[Begin RECORDS FOR THE TASK]

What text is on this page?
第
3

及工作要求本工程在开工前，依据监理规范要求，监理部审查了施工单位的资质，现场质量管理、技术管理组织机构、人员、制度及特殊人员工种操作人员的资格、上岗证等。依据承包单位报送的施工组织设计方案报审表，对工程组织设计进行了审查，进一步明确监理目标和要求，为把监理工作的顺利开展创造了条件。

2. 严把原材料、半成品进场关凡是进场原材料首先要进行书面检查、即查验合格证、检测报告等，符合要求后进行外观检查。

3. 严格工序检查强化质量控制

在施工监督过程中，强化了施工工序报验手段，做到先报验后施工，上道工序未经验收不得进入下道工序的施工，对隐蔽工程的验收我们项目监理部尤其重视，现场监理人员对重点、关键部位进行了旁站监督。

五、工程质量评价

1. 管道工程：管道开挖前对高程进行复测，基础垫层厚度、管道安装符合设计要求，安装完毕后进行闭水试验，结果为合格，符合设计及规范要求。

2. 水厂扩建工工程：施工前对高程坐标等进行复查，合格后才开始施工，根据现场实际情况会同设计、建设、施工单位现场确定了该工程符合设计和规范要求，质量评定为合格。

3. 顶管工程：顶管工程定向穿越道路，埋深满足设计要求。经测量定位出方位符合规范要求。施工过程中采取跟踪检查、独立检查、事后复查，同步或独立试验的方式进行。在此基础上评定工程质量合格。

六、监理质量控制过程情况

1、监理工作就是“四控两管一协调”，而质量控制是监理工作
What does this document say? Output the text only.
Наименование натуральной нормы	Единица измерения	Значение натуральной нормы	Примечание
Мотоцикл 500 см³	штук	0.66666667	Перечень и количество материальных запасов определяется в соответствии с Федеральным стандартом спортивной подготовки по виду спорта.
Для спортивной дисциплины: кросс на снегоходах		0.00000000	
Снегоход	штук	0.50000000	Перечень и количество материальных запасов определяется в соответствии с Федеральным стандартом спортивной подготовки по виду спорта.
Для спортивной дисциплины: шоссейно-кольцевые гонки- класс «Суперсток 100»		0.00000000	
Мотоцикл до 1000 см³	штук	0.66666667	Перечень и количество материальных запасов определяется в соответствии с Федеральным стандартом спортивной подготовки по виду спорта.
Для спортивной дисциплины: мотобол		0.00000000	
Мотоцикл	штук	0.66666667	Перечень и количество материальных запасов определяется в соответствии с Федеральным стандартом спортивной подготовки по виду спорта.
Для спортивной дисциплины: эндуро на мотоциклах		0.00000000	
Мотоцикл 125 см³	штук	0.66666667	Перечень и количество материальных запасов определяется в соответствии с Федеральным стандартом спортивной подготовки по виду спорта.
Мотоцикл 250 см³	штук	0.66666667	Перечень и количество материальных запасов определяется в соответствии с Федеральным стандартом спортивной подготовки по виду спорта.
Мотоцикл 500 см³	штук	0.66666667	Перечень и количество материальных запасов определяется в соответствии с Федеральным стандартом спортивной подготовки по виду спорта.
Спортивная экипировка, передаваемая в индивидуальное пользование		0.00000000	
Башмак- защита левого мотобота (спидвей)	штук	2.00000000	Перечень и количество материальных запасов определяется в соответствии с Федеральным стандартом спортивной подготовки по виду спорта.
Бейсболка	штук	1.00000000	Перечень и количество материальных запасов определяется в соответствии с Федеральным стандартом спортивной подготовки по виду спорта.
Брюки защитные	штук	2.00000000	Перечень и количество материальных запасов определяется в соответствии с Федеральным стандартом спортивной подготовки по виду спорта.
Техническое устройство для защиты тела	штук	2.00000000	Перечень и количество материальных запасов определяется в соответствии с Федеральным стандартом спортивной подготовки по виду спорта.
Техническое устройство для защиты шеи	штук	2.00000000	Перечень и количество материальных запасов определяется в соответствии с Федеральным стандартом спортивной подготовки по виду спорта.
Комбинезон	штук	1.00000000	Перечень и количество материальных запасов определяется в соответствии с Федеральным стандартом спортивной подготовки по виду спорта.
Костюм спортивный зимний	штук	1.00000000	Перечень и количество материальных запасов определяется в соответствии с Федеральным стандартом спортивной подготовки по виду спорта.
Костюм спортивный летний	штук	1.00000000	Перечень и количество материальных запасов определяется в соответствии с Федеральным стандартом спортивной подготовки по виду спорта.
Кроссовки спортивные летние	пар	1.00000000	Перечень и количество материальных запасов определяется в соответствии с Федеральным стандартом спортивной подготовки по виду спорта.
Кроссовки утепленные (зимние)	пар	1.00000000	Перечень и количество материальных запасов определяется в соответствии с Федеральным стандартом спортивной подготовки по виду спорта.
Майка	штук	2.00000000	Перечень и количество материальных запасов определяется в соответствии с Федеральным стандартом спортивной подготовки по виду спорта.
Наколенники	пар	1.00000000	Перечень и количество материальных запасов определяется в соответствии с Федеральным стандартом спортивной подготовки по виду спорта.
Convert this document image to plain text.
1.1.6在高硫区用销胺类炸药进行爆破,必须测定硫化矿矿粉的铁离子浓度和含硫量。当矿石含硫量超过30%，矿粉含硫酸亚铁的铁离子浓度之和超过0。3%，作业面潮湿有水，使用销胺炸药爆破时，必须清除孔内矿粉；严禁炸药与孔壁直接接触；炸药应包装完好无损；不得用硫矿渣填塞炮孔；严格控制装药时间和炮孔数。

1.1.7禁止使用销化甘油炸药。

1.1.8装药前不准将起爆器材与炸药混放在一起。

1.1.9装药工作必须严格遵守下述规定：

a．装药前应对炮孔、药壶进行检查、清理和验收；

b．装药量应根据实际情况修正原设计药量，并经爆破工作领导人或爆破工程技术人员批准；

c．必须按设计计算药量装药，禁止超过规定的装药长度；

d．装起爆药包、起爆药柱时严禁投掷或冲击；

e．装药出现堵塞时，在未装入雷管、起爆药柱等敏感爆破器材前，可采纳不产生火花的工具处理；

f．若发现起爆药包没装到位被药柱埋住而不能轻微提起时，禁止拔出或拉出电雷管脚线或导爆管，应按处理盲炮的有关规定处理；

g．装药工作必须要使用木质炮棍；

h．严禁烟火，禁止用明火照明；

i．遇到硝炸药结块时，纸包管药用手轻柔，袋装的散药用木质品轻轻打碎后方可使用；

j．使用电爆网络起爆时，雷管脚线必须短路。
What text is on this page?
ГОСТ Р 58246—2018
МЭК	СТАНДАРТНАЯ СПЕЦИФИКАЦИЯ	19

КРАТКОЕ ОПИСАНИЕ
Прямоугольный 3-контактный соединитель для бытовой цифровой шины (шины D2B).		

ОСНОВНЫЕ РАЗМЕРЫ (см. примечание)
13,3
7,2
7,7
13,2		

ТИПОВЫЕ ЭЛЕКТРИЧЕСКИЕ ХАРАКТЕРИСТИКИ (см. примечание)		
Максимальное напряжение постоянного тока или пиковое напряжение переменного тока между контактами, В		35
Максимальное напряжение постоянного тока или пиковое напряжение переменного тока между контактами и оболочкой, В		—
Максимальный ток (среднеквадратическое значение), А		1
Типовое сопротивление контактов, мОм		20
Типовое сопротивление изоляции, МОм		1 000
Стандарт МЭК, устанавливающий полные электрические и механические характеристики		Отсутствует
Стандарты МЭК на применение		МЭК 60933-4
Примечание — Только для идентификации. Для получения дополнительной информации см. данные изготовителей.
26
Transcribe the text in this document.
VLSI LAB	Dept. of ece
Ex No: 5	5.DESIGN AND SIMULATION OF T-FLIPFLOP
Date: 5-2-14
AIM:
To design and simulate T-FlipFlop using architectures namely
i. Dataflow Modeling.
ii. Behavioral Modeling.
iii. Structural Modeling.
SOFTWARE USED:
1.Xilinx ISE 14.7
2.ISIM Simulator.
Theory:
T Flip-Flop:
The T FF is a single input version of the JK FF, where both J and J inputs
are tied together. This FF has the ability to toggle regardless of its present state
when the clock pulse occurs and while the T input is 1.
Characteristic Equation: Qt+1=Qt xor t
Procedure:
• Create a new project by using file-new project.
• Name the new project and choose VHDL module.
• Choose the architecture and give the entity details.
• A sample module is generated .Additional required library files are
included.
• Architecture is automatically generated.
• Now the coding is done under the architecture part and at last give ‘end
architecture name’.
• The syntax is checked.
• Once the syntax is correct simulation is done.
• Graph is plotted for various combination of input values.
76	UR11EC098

[End RECORDS FOR THE TASK]

_AIM OF THE TASK:_ Count the lines above that contain the word "using". Give only the number.

_THE OUTPUT:_ 2